■ The problem ■
Please explain, in one to three sentences, why in some countries most syndicalists suddenly found themselves "beyond the Pale," according to the letter below on the IWA.

■ Passage shown ■
Black Flag 216 index
Letter
On Kieran Casy on the IWA
Dear Black Flag,
It took a great deal of courage for Black Flag to print Kieran
Casey's open letter to the IWA in your last issue. At last we are
beginning to see admissions by folks with connections to the IWA,
that something is wrong. The false portrayal of SAC as an
organization trying to promote a reformist agenda on the
international syndicalist movement has kept the IWA from working
together with the SAC during a critical time in our history. Just
when the world marxist movement has disintegrated, and left a
political opening for alternatives, the anarchists and syndicalists
are fragmented and more interested in fighting each other than in
building a mass revolutionary movement. Now when a strong IWA is
needed, its sectarianism has made it unable to carry out the
functions it was created for.
Why is the IWA so sectarian? Basically it is because of two
reasons: the domination of the Spanish section, and the IWA's
haphazard affiliation process. In the first case, the rebirth of
the CNT in the 1970s revitalized the IWA by recalling the past
glories of the Spanish Revolution. Unfortunately the CNT of today
is not the the CNT of the 1930s. After a brief explosion of
activity, the CNT begin to split apart as it faced the problems of
all revolutionary unions working within liberal democracies, and it
did not have enough members with either the experience or commitment
to adapt to these conditions. As a consequence of the internal
schism, the CNT began to look for scapegoats, and saw enemies
everywhere. The non-Spanish sections of the IWA, naturally followed
the CNT's leadership. Every internal problem in the revolutionary
syndicalist movement in every country became part of a grand
conspiracy. If the sections of the IWA, however, had been a little
less influenced by CNT paranoia, they might have seen CNT fears as
being specific to what the CNT was going through domestically, and
taken these fears less seriously.
The paranoia of the CNT was made worse by the affiliation policies
of the IWA. After the CNT reorganized there was a rush of
syndicalist groups wanting to become part of the IWA. In some
countries these syndicalist groups were representative of the
revolutionary unionists living in that country and had some roots in
the workplace. In other countries these groups were small sectarian
outfits wanting to promote themselves by becoming the "official
voice" of the IWA (ie. CNT) and did not represent the majority of
syndicalists in that country. The IWA did not make a serious effort
to distinguish the one candidate from another, but awarded section
status on a "first come, first served" basis. So in the countries
where sectarian outfits became the IWA affiliate, the majorty of
syndicalists suddenly found themselves "beyond the Pale", outside of
the IWA, and with no way to communicate to the IWA except through
the offices of their sectarian rivals. The sectarian affiliates of
the IWA, in turn, fed the paranoia of the CNT by implying that
anyone who criticized any IWA affiliate must be part of the
"counter-revolutionary" conspiracy.

■ Listing ■
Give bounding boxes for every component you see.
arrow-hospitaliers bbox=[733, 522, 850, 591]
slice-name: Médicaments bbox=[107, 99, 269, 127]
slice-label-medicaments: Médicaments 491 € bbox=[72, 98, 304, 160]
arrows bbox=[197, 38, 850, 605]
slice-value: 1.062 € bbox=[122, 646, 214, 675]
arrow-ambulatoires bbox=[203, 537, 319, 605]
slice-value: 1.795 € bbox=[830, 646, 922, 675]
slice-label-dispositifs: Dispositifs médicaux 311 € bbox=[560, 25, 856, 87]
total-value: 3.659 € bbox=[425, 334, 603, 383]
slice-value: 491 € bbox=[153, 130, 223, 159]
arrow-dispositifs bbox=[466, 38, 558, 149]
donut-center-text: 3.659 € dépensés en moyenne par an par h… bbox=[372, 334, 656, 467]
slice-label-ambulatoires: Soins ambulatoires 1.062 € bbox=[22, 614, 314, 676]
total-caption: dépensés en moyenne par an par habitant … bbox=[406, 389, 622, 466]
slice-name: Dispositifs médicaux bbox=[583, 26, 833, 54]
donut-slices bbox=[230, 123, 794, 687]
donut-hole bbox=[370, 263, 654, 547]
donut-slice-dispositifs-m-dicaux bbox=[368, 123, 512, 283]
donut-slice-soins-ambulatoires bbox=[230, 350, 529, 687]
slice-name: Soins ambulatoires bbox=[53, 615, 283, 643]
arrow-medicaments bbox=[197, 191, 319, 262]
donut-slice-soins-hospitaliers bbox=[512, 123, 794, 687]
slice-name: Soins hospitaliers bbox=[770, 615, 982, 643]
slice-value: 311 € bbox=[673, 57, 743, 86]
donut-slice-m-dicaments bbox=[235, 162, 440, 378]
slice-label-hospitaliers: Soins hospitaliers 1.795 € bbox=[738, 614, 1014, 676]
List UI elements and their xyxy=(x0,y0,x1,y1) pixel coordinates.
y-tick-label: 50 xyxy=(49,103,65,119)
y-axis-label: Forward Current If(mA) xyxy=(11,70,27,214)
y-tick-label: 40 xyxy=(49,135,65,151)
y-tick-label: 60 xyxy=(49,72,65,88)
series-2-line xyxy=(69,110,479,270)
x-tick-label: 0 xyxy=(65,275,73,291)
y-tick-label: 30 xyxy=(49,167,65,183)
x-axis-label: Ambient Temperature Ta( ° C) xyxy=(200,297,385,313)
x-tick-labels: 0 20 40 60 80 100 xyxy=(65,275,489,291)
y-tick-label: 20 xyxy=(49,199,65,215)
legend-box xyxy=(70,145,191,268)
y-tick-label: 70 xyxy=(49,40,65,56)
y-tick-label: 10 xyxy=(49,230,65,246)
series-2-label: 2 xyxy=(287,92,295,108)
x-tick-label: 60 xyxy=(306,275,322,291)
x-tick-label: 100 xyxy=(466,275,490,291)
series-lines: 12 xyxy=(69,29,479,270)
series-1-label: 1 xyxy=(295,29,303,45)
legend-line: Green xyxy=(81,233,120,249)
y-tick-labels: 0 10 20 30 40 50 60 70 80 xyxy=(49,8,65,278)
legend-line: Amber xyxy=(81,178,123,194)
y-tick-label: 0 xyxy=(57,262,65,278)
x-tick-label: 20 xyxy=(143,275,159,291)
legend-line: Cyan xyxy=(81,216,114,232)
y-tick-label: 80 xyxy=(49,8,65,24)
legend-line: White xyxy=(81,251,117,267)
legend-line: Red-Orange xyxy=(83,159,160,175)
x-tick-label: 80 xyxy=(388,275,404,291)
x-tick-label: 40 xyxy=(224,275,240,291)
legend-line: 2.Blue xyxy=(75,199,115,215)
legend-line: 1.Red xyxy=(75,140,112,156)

■ Answer in full ■
The IWA made no serious effort to tell groups with roots among a country's revolutionary unionists apart from small sectarian outfits, and it awarded section status on a "first come, first served" basis. Where a sectarian outfit became the IWA affiliate, the majority of syndicalists were left outside the IWA. Their only way to communicate with it was through the offices of their sectarian rivals.